> **Short exercise**
Copy out every row from the one containing "x-axis-title: Energy Consumed" down to the one containing "x-tick-label: 10 [758,867,773,883]", keeping each line unchanged.

> **Dataset excerpts**

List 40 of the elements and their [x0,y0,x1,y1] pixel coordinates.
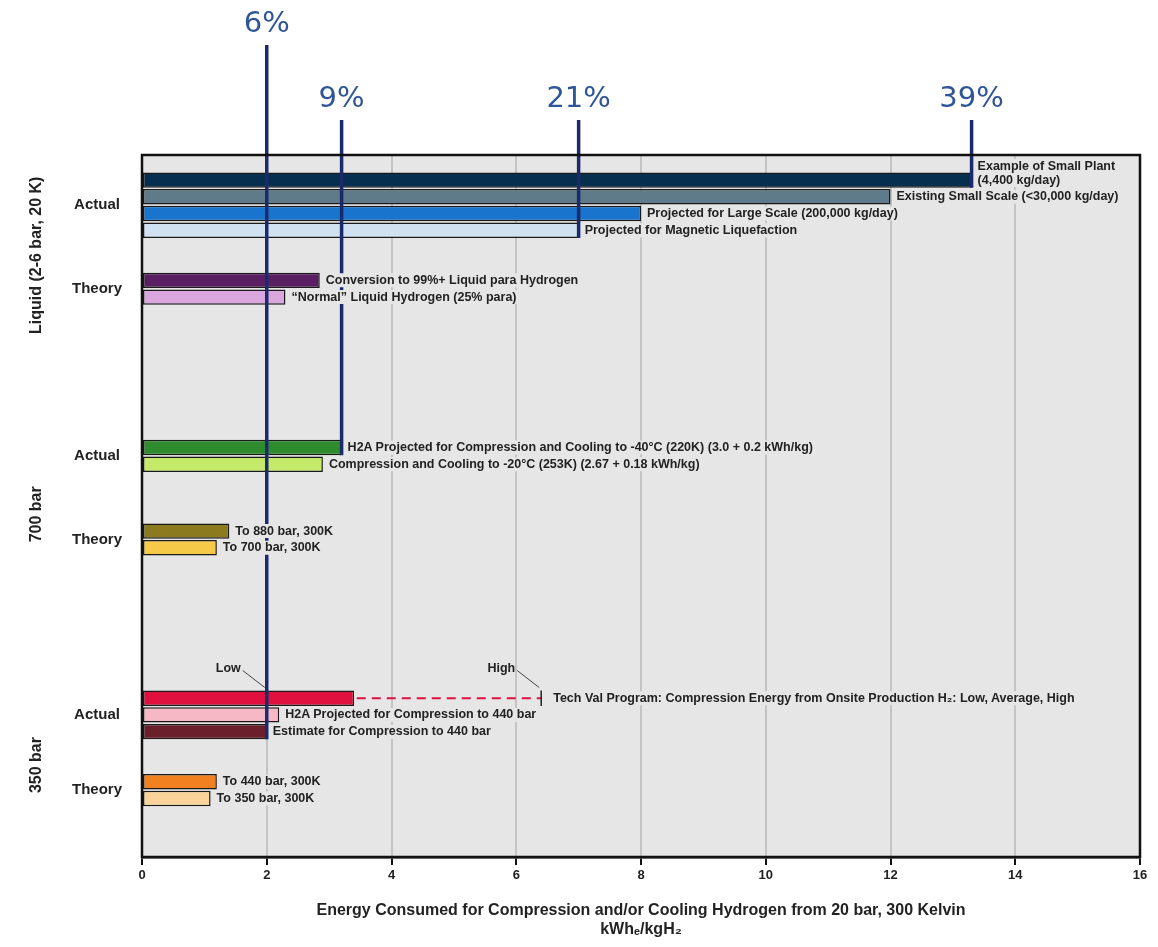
x-axis-title: Energy Consumed for Compression and/or Cooling Hydrogen from 20 bar, 300 Kelvin kWhₑ/kgH₂ [316,900,966,937]
x-tick-label: 14 [1008,867,1024,883]
y-tick-label: H2A Projected for Compression to 440 bar [285,707,537,722]
text: Actual [74,446,120,463]
x-tick-label: 10 [758,867,773,883]
annotation: 6% [243,5,290,40]
x-tick-label: 12 [883,867,898,883]
x-tick-label: 8 [637,867,645,883]
x-tick-label: 4 [387,867,396,883]
text: Liquid (2-6 bar, 20 K) [27,176,45,334]
text: 700 bar [27,486,45,543]
y-tick-label: To 700 bar, 300K [222,540,321,555]
x-tick-label: 0 [138,867,146,883]
text: Theory [71,529,123,547]
y-tick-label: To 350 bar, 300K [216,790,315,805]
y-tick-label: “Normal” Liquid Hydrogen (25% para) [291,289,517,304]
y-tick-label: Existing Small Scale (<30,000 kg/day) [896,189,1119,204]
x-tick-label: 16 [1132,867,1148,883]
x-tick-label: 6 [512,867,520,883]
y-tick-label: Projected for Large Scale (200,000 kg/day) [647,205,898,220]
y-tick-label: Tech Val Program: Compression Energy from Onsite Production H₂: Low, Average, High [553,690,1075,705]
y-tick-label: To 880 bar, 300K [235,523,334,538]
text: Theory [71,278,123,296]
annotation: 39% [939,80,1004,115]
y-tick-label: Example of Small Plant (4,400 kg/day) [977,158,1116,187]
text: Actual [74,705,120,723]
y-tick-label: Projected for Magnetic Liquefaction [584,222,798,237]
y-tick-label: Estimate for Compression to 440 bar [272,724,491,739]
annotation: High [487,660,516,675]
annotation: 21% [546,80,611,115]
y-tick-label: To 440 bar, 300K [222,774,321,789]
y-tick-label: Conversion to 99%+ Liquid para Hydrogen [325,272,579,287]
annotation: Low [215,660,242,675]
y-tick-label: H2A Projected for Compression and Cooling to -40°C (220K) (3.0 + 0.2 kWh/kg) [347,439,813,454]
annotation: 9% [318,80,365,115]
y-tick-label: Compression and Cooling to -20°C (253K) (2.67 + 0.18 kWh/kg) [328,456,700,471]
text: 350 bar [27,737,45,794]
x-tick-label: 2 [263,867,271,883]
text: Theory [71,780,123,798]
text: Actual [74,195,120,213]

> **Finished answer**
x-axis-title: Energy Consumed for Compression and/or Cooling Hydrogen from 20 bar, 300 Kelvin kWhₑ/kgH₂ [316,900,966,937]
x-tick-label: 14 [1008,867,1024,883]
y-tick-label: H2A Projected for Compression to 440 bar [285,707,537,722]
text: Actual [74,446,120,463]
x-tick-label: 10 [758,867,773,883]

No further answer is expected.